··· Given records ···
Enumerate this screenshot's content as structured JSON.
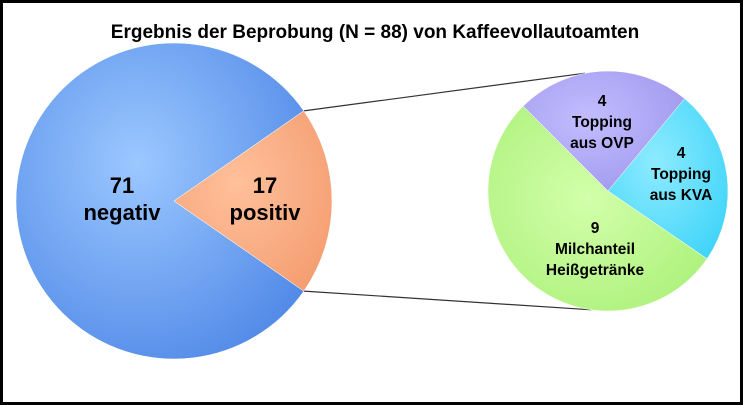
{
  "chart_data": [
    {
      "type": "pie",
      "title": "Ergebnis der Beprobung (N = 88) von Kaffeevollautoamten",
      "slices": [
        {
          "value": 71,
          "label": "negativ",
          "color": "#5b9bef"
        },
        {
          "value": 17,
          "label": "positiv",
          "color": "#f7a27a"
        }
      ]
    },
    {
      "type": "pie",
      "title": "",
      "slices": [
        {
          "value": 4,
          "label": "Topping aus OVP",
          "color": "#a79ff0"
        },
        {
          "value": 4,
          "label": "Topping aus KVA",
          "color": "#55dcfb"
        },
        {
          "value": 9,
          "label": "Milchanteil Heißgetränke",
          "color": "#b4f584"
        }
      ]
    }
  ]
}
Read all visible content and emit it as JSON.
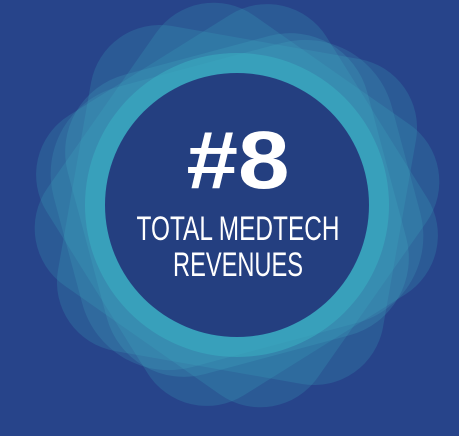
{
  "badge": {
    "rank": "#8",
    "label_lines": [
      "TOTAL MEDTECH",
      "REVENUES"
    ]
  }
}
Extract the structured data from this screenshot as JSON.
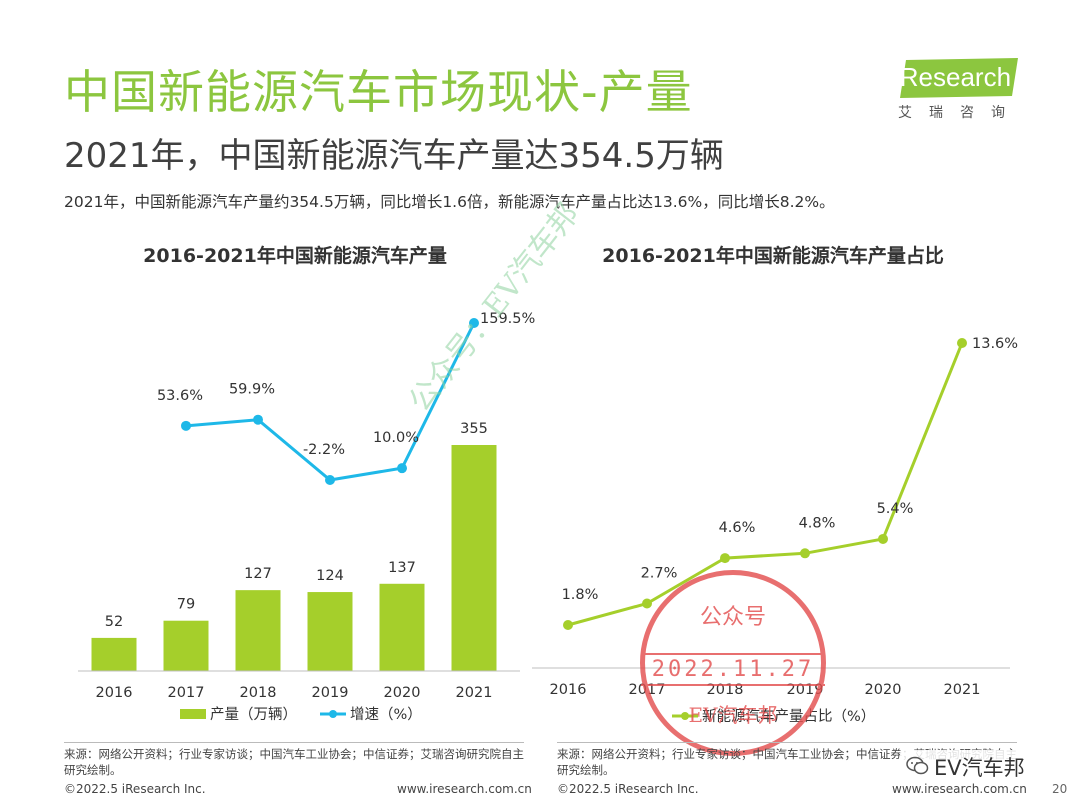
···
Short task | Go through the listing above and write it out again exactly, dropping the pictures.

Solution to this exercise |
Enumerate this screenshot's content as structured JSON.
{
  "chart_data": [
    {
      "type": "pie",
      "title": "Ergebnis der Beprobung (N = 88) von Kaffeevollautoamten",
      "slices": [
        {
          "value": 71,
          "label": "negativ",
          "color": "#5b9bef"
        },
        {
          "value": 17,
          "label": "positiv",
          "color": "#f7a27a"
        }
      ]
    },
    {
      "type": "pie",
      "title": "",
      "slices": [
        {
          "value": 4,
          "label": "Topping aus OVP",
          "color": "#a79ff0"
        },
        {
          "value": 4,
          "label": "Topping aus KVA",
          "color": "#55dcfb"
        },
        {
          "value": 9,
          "label": "Milchanteil Heißgetränke",
          "color": "#b4f584"
        }
      ]
    }
  ]
}
Read all visible content and emit it as JSON.
{
  "badge": {
    "rank": "#8",
    "label_lines": [
      "TOTAL MEDTECH",
      "REVENUES"
    ]
  }
}
Extract the structured data from this screenshot as JSON.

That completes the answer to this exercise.